═══ LISTING
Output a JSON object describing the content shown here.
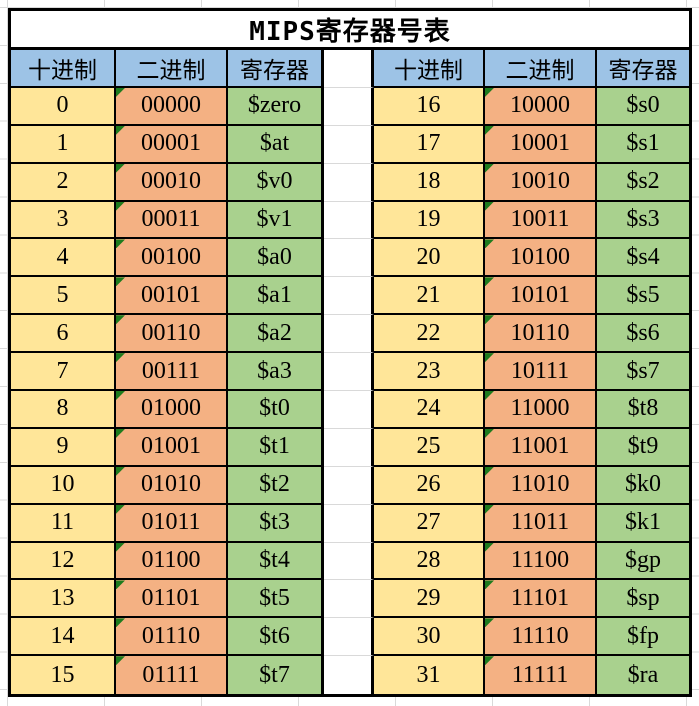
{
  "title": "MIPS寄存器号表",
  "columns": {
    "decimal": "十进制",
    "binary": "二进制",
    "register": "寄存器"
  },
  "colors": {
    "header-blue": "#9dc3e6",
    "dec-yellow": "#ffe699",
    "bin-orange": "#f4b183",
    "reg-green": "#a9d18e",
    "indicator-green": "#1e7b1e",
    "border-black": "#000000",
    "gridline-gray": "#d9d9d9"
  },
  "left_rows": [
    {
      "dec": "0",
      "bin": "00000",
      "reg": "$zero"
    },
    {
      "dec": "1",
      "bin": "00001",
      "reg": "$at"
    },
    {
      "dec": "2",
      "bin": "00010",
      "reg": "$v0"
    },
    {
      "dec": "3",
      "bin": "00011",
      "reg": "$v1"
    },
    {
      "dec": "4",
      "bin": "00100",
      "reg": "$a0"
    },
    {
      "dec": "5",
      "bin": "00101",
      "reg": "$a1"
    },
    {
      "dec": "6",
      "bin": "00110",
      "reg": "$a2"
    },
    {
      "dec": "7",
      "bin": "00111",
      "reg": "$a3"
    },
    {
      "dec": "8",
      "bin": "01000",
      "reg": "$t0"
    },
    {
      "dec": "9",
      "bin": "01001",
      "reg": "$t1"
    },
    {
      "dec": "10",
      "bin": "01010",
      "reg": "$t2"
    },
    {
      "dec": "11",
      "bin": "01011",
      "reg": "$t3"
    },
    {
      "dec": "12",
      "bin": "01100",
      "reg": "$t4"
    },
    {
      "dec": "13",
      "bin": "01101",
      "reg": "$t5"
    },
    {
      "dec": "14",
      "bin": "01110",
      "reg": "$t6"
    },
    {
      "dec": "15",
      "bin": "01111",
      "reg": "$t7"
    }
  ],
  "right_rows": [
    {
      "dec": "16",
      "bin": "10000",
      "reg": "$s0"
    },
    {
      "dec": "17",
      "bin": "10001",
      "reg": "$s1"
    },
    {
      "dec": "18",
      "bin": "10010",
      "reg": "$s2"
    },
    {
      "dec": "19",
      "bin": "10011",
      "reg": "$s3"
    },
    {
      "dec": "20",
      "bin": "10100",
      "reg": "$s4"
    },
    {
      "dec": "21",
      "bin": "10101",
      "reg": "$s5"
    },
    {
      "dec": "22",
      "bin": "10110",
      "reg": "$s6"
    },
    {
      "dec": "23",
      "bin": "10111",
      "reg": "$s7"
    },
    {
      "dec": "24",
      "bin": "11000",
      "reg": "$t8"
    },
    {
      "dec": "25",
      "bin": "11001",
      "reg": "$t9"
    },
    {
      "dec": "26",
      "bin": "11010",
      "reg": "$k0"
    },
    {
      "dec": "27",
      "bin": "11011",
      "reg": "$k1"
    },
    {
      "dec": "28",
      "bin": "11100",
      "reg": "$gp"
    },
    {
      "dec": "29",
      "bin": "11101",
      "reg": "$sp"
    },
    {
      "dec": "30",
      "bin": "11110",
      "reg": "$fp"
    },
    {
      "dec": "31",
      "bin": "11111",
      "reg": "$ra"
    }
  ]
}
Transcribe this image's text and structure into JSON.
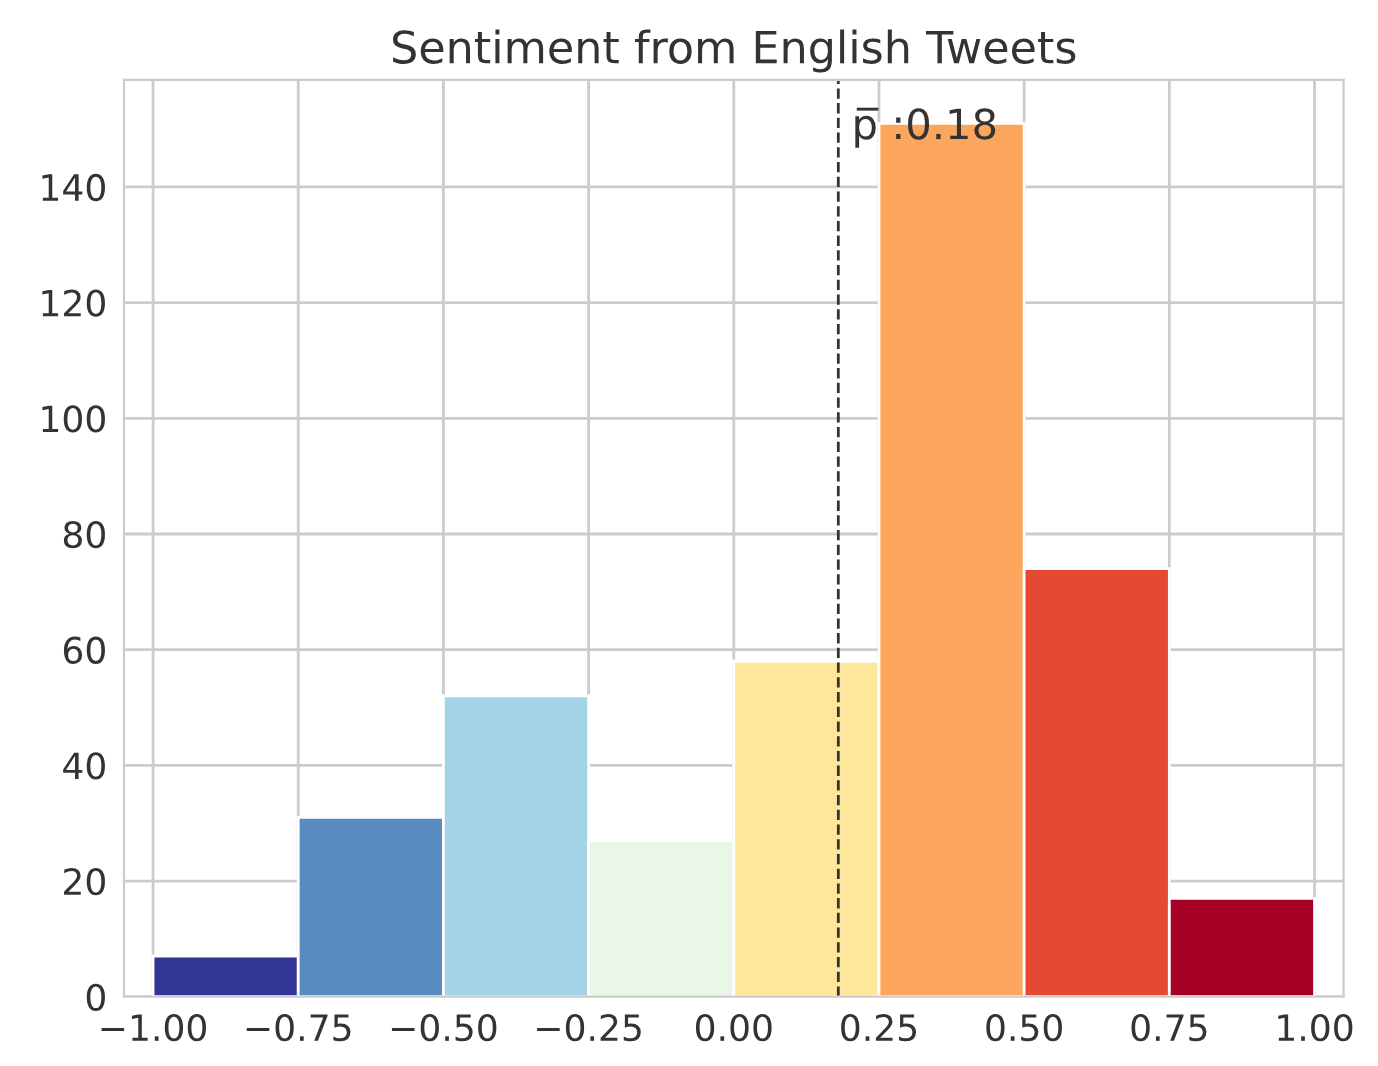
{
  "chart_data": {
    "type": "histogram",
    "title": "Sentiment from English Tweets",
    "bins": [
      -1.0,
      -0.75,
      -0.5,
      -0.25,
      0.0,
      0.25,
      0.5,
      0.75,
      1.0
    ],
    "values": [
      7,
      31,
      52,
      27,
      58,
      151,
      74,
      17
    ],
    "colors": [
      "#313695",
      "#588cc0",
      "#a3d3e6",
      "#e9f6e8",
      "#fee79b",
      "#fca55d",
      "#e34933",
      "#a50026"
    ],
    "xlim": [
      -1.05,
      1.05
    ],
    "xticks": [
      {
        "value": -1.0,
        "label": "−1.00"
      },
      {
        "value": -0.75,
        "label": "−0.75"
      },
      {
        "value": -0.5,
        "label": "−0.50"
      },
      {
        "value": -0.25,
        "label": "−0.25"
      },
      {
        "value": 0.0,
        "label": "0.00"
      },
      {
        "value": 0.25,
        "label": "0.25"
      },
      {
        "value": 0.5,
        "label": "0.50"
      },
      {
        "value": 0.75,
        "label": "0.75"
      },
      {
        "value": 1.0,
        "label": "1.00"
      }
    ],
    "ylim": [
      0,
      158.5
    ],
    "yticks": [
      0,
      20,
      40,
      60,
      80,
      100,
      120,
      140
    ],
    "ref_lines": [
      {
        "axis": "x",
        "value": 0.18,
        "label": "p̅ :0.18",
        "color": "#333333",
        "line_style": "dashed"
      }
    ],
    "grid": true
  }
}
══════
* [WHAT YOU WILL DO]: All of the material above should be reproduced exactly, except the pictures.

* [WORKED SOLUTION]:
Output a JSON object describing the content shown here.
{
  "title": "MIPS寄存器号表",
  "columns": {
    "decimal": "十进制",
    "binary": "二进制",
    "register": "寄存器"
  },
  "colors": {
    "header-blue": "#9dc3e6",
    "dec-yellow": "#ffe699",
    "bin-orange": "#f4b183",
    "reg-green": "#a9d18e",
    "indicator-green": "#1e7b1e",
    "border-black": "#000000",
    "gridline-gray": "#d9d9d9"
  },
  "left_rows": [
    {
      "dec": "0",
      "bin": "00000",
      "reg": "$zero"
    },
    {
      "dec": "1",
      "bin": "00001",
      "reg": "$at"
    },
    {
      "dec": "2",
      "bin": "00010",
      "reg": "$v0"
    },
    {
      "dec": "3",
      "bin": "00011",
      "reg": "$v1"
    },
    {
      "dec": "4",
      "bin": "00100",
      "reg": "$a0"
    },
    {
      "dec": "5",
      "bin": "00101",
      "reg": "$a1"
    },
    {
      "dec": "6",
      "bin": "00110",
      "reg": "$a2"
    },
    {
      "dec": "7",
      "bin": "00111",
      "reg": "$a3"
    },
    {
      "dec": "8",
      "bin": "01000",
      "reg": "$t0"
    },
    {
      "dec": "9",
      "bin": "01001",
      "reg": "$t1"
    },
    {
      "dec": "10",
      "bin": "01010",
      "reg": "$t2"
    },
    {
      "dec": "11",
      "bin": "01011",
      "reg": "$t3"
    },
    {
      "dec": "12",
      "bin": "01100",
      "reg": "$t4"
    },
    {
      "dec": "13",
      "bin": "01101",
      "reg": "$t5"
    },
    {
      "dec": "14",
      "bin": "01110",
      "reg": "$t6"
    },
    {
      "dec": "15",
      "bin": "01111",
      "reg": "$t7"
    }
  ],
  "right_rows": [
    {
      "dec": "16",
      "bin": "10000",
      "reg": "$s0"
    },
    {
      "dec": "17",
      "bin": "10001",
      "reg": "$s1"
    },
    {
      "dec": "18",
      "bin": "10010",
      "reg": "$s2"
    },
    {
      "dec": "19",
      "bin": "10011",
      "reg": "$s3"
    },
    {
      "dec": "20",
      "bin": "10100",
      "reg": "$s4"
    },
    {
      "dec": "21",
      "bin": "10101",
      "reg": "$s5"
    },
    {
      "dec": "22",
      "bin": "10110",
      "reg": "$s6"
    },
    {
      "dec": "23",
      "bin": "10111",
      "reg": "$s7"
    },
    {
      "dec": "24",
      "bin": "11000",
      "reg": "$t8"
    },
    {
      "dec": "25",
      "bin": "11001",
      "reg": "$t9"
    },
    {
      "dec": "26",
      "bin": "11010",
      "reg": "$k0"
    },
    {
      "dec": "27",
      "bin": "11011",
      "reg": "$k1"
    },
    {
      "dec": "28",
      "bin": "11100",
      "reg": "$gp"
    },
    {
      "dec": "29",
      "bin": "11101",
      "reg": "$sp"
    },
    {
      "dec": "30",
      "bin": "11110",
      "reg": "$fp"
    },
    {
      "dec": "31",
      "bin": "11111",
      "reg": "$ra"
    }
  ]
}
Transcribe this image's text and structure into JSON.
{
  "chart_data": {
    "type": "histogram",
    "title": "Sentiment from English Tweets",
    "bins": [
      -1.0,
      -0.75,
      -0.5,
      -0.25,
      0.0,
      0.25,
      0.5,
      0.75,
      1.0
    ],
    "values": [
      7,
      31,
      52,
      27,
      58,
      151,
      74,
      17
    ],
    "colors": [
      "#313695",
      "#588cc0",
      "#a3d3e6",
      "#e9f6e8",
      "#fee79b",
      "#fca55d",
      "#e34933",
      "#a50026"
    ],
    "xlim": [
      -1.05,
      1.05
    ],
    "xticks": [
      {
        "value": -1.0,
        "label": "−1.00"
      },
      {
        "value": -0.75,
        "label": "−0.75"
      },
      {
        "value": -0.5,
        "label": "−0.50"
      },
      {
        "value": -0.25,
        "label": "−0.25"
      },
      {
        "value": 0.0,
        "label": "0.00"
      },
      {
        "value": 0.25,
        "label": "0.25"
      },
      {
        "value": 0.5,
        "label": "0.50"
      },
      {
        "value": 0.75,
        "label": "0.75"
      },
      {
        "value": 1.0,
        "label": "1.00"
      }
    ],
    "ylim": [
      0,
      158.5
    ],
    "yticks": [
      0,
      20,
      40,
      60,
      80,
      100,
      120,
      140
    ],
    "ref_lines": [
      {
        "axis": "x",
        "value": 0.18,
        "label": "p̅ :0.18",
        "color": "#333333",
        "line_style": "dashed"
      }
    ],
    "grid": true
  }
}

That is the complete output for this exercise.